## Problem to work on
Return the listing below exactly, with the pictures dropped.

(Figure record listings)
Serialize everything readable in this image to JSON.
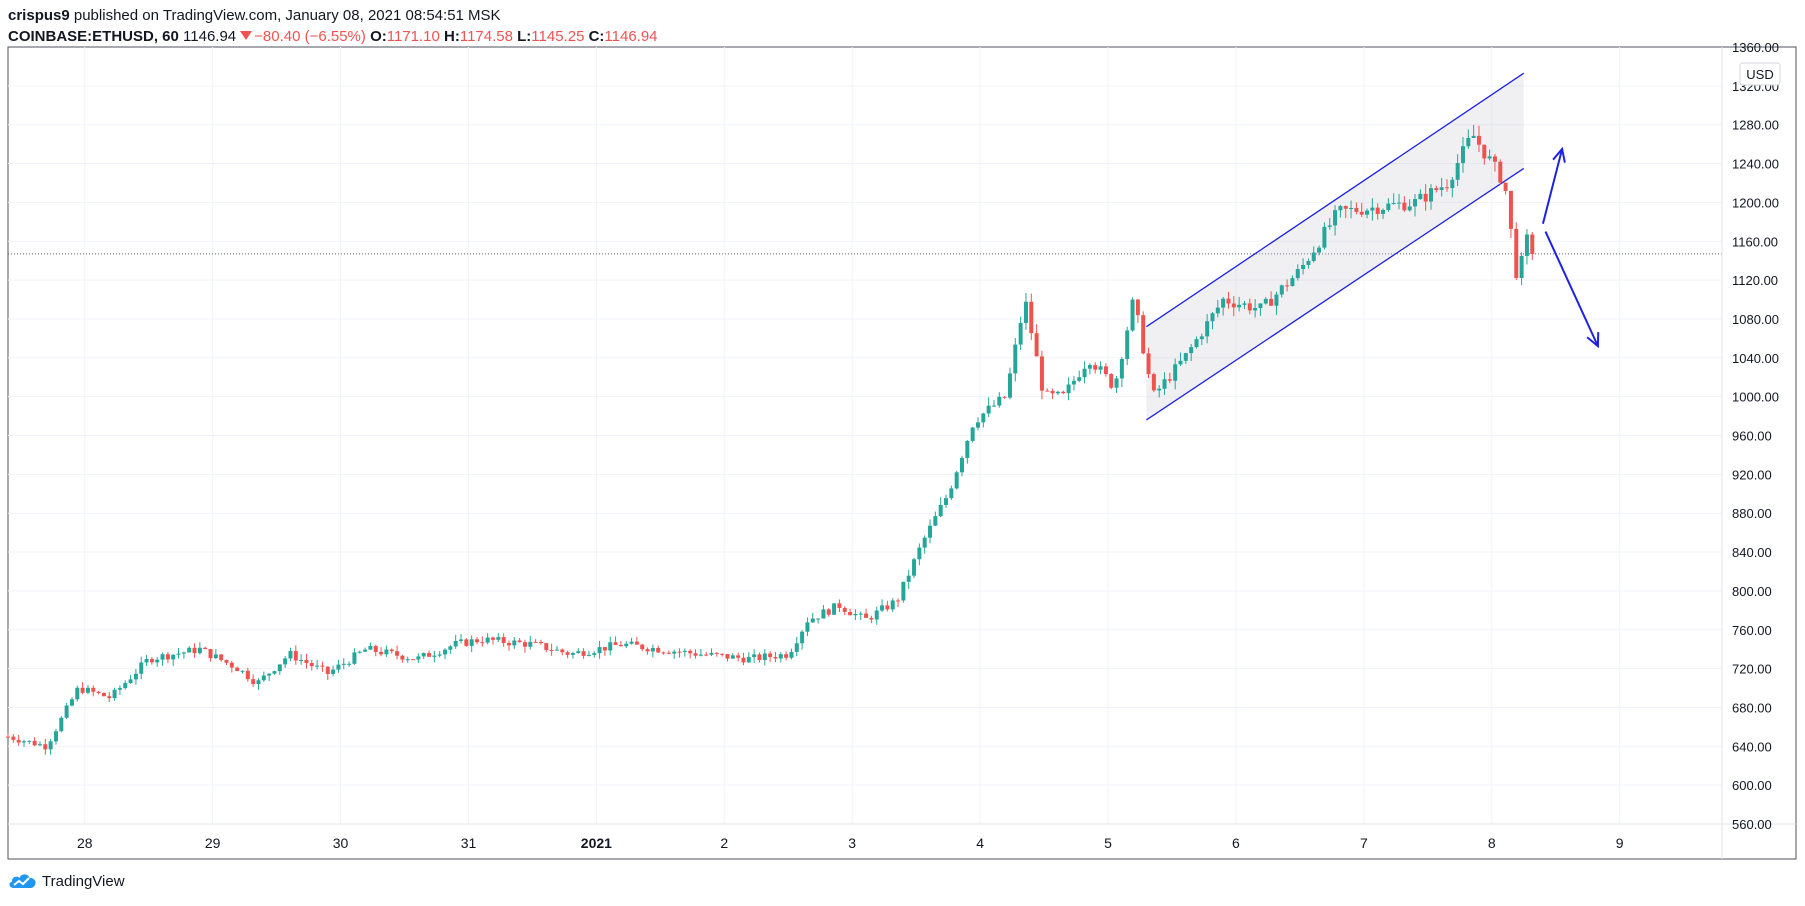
{
  "header": {
    "author": "crispus9",
    "published_text": "published on TradingView.com, January 08, 2021 08:54:51 MSK",
    "symbol": "COINBASE:ETHUSD, 60",
    "last": "1146.94",
    "change": "−80.40 (−6.55%)",
    "open_label": "O:",
    "open": "1171.10",
    "high_label": "H:",
    "high": "1174.58",
    "low_label": "L:",
    "low": "1145.25",
    "close_label": "C:",
    "close": "1146.94"
  },
  "footer": {
    "brand": "TradingView",
    "icon": "tradingview-cloud-logo"
  },
  "colors": {
    "up": "#26a69a",
    "down": "#ef5350",
    "drawing": "#1e22e0",
    "grid": "#f0f3fa",
    "text": "#131722"
  },
  "chart_data": {
    "type": "candlestick",
    "currency_label": "USD",
    "y_ticks": [
      560,
      600,
      640,
      680,
      720,
      760,
      800,
      840,
      880,
      920,
      960,
      1000,
      1040,
      1080,
      1120,
      1160,
      1200,
      1240,
      1280,
      1320,
      1360
    ],
    "ylim": [
      560,
      1360
    ],
    "x_ticks": [
      {
        "day": 28,
        "label": "28"
      },
      {
        "day": 29,
        "label": "29"
      },
      {
        "day": 30,
        "label": "30"
      },
      {
        "day": 31,
        "label": "31"
      },
      {
        "day": 32,
        "label": "2021"
      },
      {
        "day": 33,
        "label": "2"
      },
      {
        "day": 34,
        "label": "3"
      },
      {
        "day": 35,
        "label": "4"
      },
      {
        "day": 36,
        "label": "5"
      },
      {
        "day": 37,
        "label": "6"
      },
      {
        "day": 38,
        "label": "7"
      },
      {
        "day": 39,
        "label": "8"
      },
      {
        "day": 40,
        "label": "9"
      }
    ],
    "xlim": [
      27.4,
      40.8
    ],
    "last_price": 1146.94,
    "price_anchors": [
      [
        27.4,
        650
      ],
      [
        27.7,
        640
      ],
      [
        27.95,
        700
      ],
      [
        28.2,
        690
      ],
      [
        28.5,
        730
      ],
      [
        28.9,
        740
      ],
      [
        29.2,
        720
      ],
      [
        29.35,
        705
      ],
      [
        29.6,
        735
      ],
      [
        29.9,
        715
      ],
      [
        30.2,
        740
      ],
      [
        30.6,
        730
      ],
      [
        30.9,
        745
      ],
      [
        31.1,
        750
      ],
      [
        31.5,
        745
      ],
      [
        31.8,
        735
      ],
      [
        32.2,
        745
      ],
      [
        32.5,
        740
      ],
      [
        32.8,
        735
      ],
      [
        33.2,
        730
      ],
      [
        33.5,
        735
      ],
      [
        33.65,
        770
      ],
      [
        33.9,
        785
      ],
      [
        34.1,
        770
      ],
      [
        34.35,
        790
      ],
      [
        34.55,
        850
      ],
      [
        34.75,
        900
      ],
      [
        34.95,
        975
      ],
      [
        35.2,
        1000
      ],
      [
        35.35,
        1100
      ],
      [
        35.5,
        1000
      ],
      [
        35.65,
        1000
      ],
      [
        35.85,
        1040
      ],
      [
        36.05,
        1010
      ],
      [
        36.2,
        1100
      ],
      [
        36.35,
        1000
      ],
      [
        36.6,
        1040
      ],
      [
        36.9,
        1100
      ],
      [
        37.2,
        1090
      ],
      [
        37.5,
        1130
      ],
      [
        37.8,
        1190
      ],
      [
        38.1,
        1195
      ],
      [
        38.4,
        1200
      ],
      [
        38.65,
        1220
      ],
      [
        38.85,
        1270
      ],
      [
        39.0,
        1240
      ],
      [
        39.1,
        1220
      ],
      [
        39.2,
        1120
      ],
      [
        39.3,
        1175
      ],
      [
        39.35,
        1146.94
      ]
    ],
    "drawings": {
      "channel_upper": [
        [
          36.3,
          1072
        ],
        [
          39.25,
          1333
        ]
      ],
      "channel_lower": [
        [
          36.3,
          976
        ],
        [
          39.25,
          1235
        ]
      ],
      "arrow_up": [
        [
          39.4,
          1178
        ],
        [
          39.55,
          1255
        ]
      ],
      "arrow_down": [
        [
          39.42,
          1170
        ],
        [
          39.83,
          1052
        ]
      ]
    }
  }
}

## Result for this exercise
Serialize everything readable in this image to JSON.
{
  "header": {
    "author": "crispus9",
    "published_text": "published on TradingView.com, January 08, 2021 08:54:51 MSK",
    "symbol": "COINBASE:ETHUSD, 60",
    "last": "1146.94",
    "change": "−80.40 (−6.55%)",
    "open_label": "O:",
    "open": "1171.10",
    "high_label": "H:",
    "high": "1174.58",
    "low_label": "L:",
    "low": "1145.25",
    "close_label": "C:",
    "close": "1146.94"
  },
  "footer": {
    "brand": "TradingView",
    "icon": "tradingview-cloud-logo"
  },
  "colors": {
    "up": "#26a69a",
    "down": "#ef5350",
    "drawing": "#1e22e0",
    "grid": "#f0f3fa",
    "text": "#131722"
  },
  "chart_data": {
    "type": "candlestick",
    "currency_label": "USD",
    "y_ticks": [
      560,
      600,
      640,
      680,
      720,
      760,
      800,
      840,
      880,
      920,
      960,
      1000,
      1040,
      1080,
      1120,
      1160,
      1200,
      1240,
      1280,
      1320,
      1360
    ],
    "ylim": [
      560,
      1360
    ],
    "x_ticks": [
      {
        "day": 28,
        "label": "28"
      },
      {
        "day": 29,
        "label": "29"
      },
      {
        "day": 30,
        "label": "30"
      },
      {
        "day": 31,
        "label": "31"
      },
      {
        "day": 32,
        "label": "2021"
      },
      {
        "day": 33,
        "label": "2"
      },
      {
        "day": 34,
        "label": "3"
      },
      {
        "day": 35,
        "label": "4"
      },
      {
        "day": 36,
        "label": "5"
      },
      {
        "day": 37,
        "label": "6"
      },
      {
        "day": 38,
        "label": "7"
      },
      {
        "day": 39,
        "label": "8"
      },
      {
        "day": 40,
        "label": "9"
      }
    ],
    "xlim": [
      27.4,
      40.8
    ],
    "last_price": 1146.94,
    "price_anchors": [
      [
        27.4,
        650
      ],
      [
        27.7,
        640
      ],
      [
        27.95,
        700
      ],
      [
        28.2,
        690
      ],
      [
        28.5,
        730
      ],
      [
        28.9,
        740
      ],
      [
        29.2,
        720
      ],
      [
        29.35,
        705
      ],
      [
        29.6,
        735
      ],
      [
        29.9,
        715
      ],
      [
        30.2,
        740
      ],
      [
        30.6,
        730
      ],
      [
        30.9,
        745
      ],
      [
        31.1,
        750
      ],
      [
        31.5,
        745
      ],
      [
        31.8,
        735
      ],
      [
        32.2,
        745
      ],
      [
        32.5,
        740
      ],
      [
        32.8,
        735
      ],
      [
        33.2,
        730
      ],
      [
        33.5,
        735
      ],
      [
        33.65,
        770
      ],
      [
        33.9,
        785
      ],
      [
        34.1,
        770
      ],
      [
        34.35,
        790
      ],
      [
        34.55,
        850
      ],
      [
        34.75,
        900
      ],
      [
        34.95,
        975
      ],
      [
        35.2,
        1000
      ],
      [
        35.35,
        1100
      ],
      [
        35.5,
        1000
      ],
      [
        35.65,
        1000
      ],
      [
        35.85,
        1040
      ],
      [
        36.05,
        1010
      ],
      [
        36.2,
        1100
      ],
      [
        36.35,
        1000
      ],
      [
        36.6,
        1040
      ],
      [
        36.9,
        1100
      ],
      [
        37.2,
        1090
      ],
      [
        37.5,
        1130
      ],
      [
        37.8,
        1190
      ],
      [
        38.1,
        1195
      ],
      [
        38.4,
        1200
      ],
      [
        38.65,
        1220
      ],
      [
        38.85,
        1270
      ],
      [
        39.0,
        1240
      ],
      [
        39.1,
        1220
      ],
      [
        39.2,
        1120
      ],
      [
        39.3,
        1175
      ],
      [
        39.35,
        1146.94
      ]
    ],
    "drawings": {
      "channel_upper": [
        [
          36.3,
          1072
        ],
        [
          39.25,
          1333
        ]
      ],
      "channel_lower": [
        [
          36.3,
          976
        ],
        [
          39.25,
          1235
        ]
      ],
      "arrow_up": [
        [
          39.4,
          1178
        ],
        [
          39.55,
          1255
        ]
      ],
      "arrow_down": [
        [
          39.42,
          1170
        ],
        [
          39.83,
          1052
        ]
      ]
    }
  }
}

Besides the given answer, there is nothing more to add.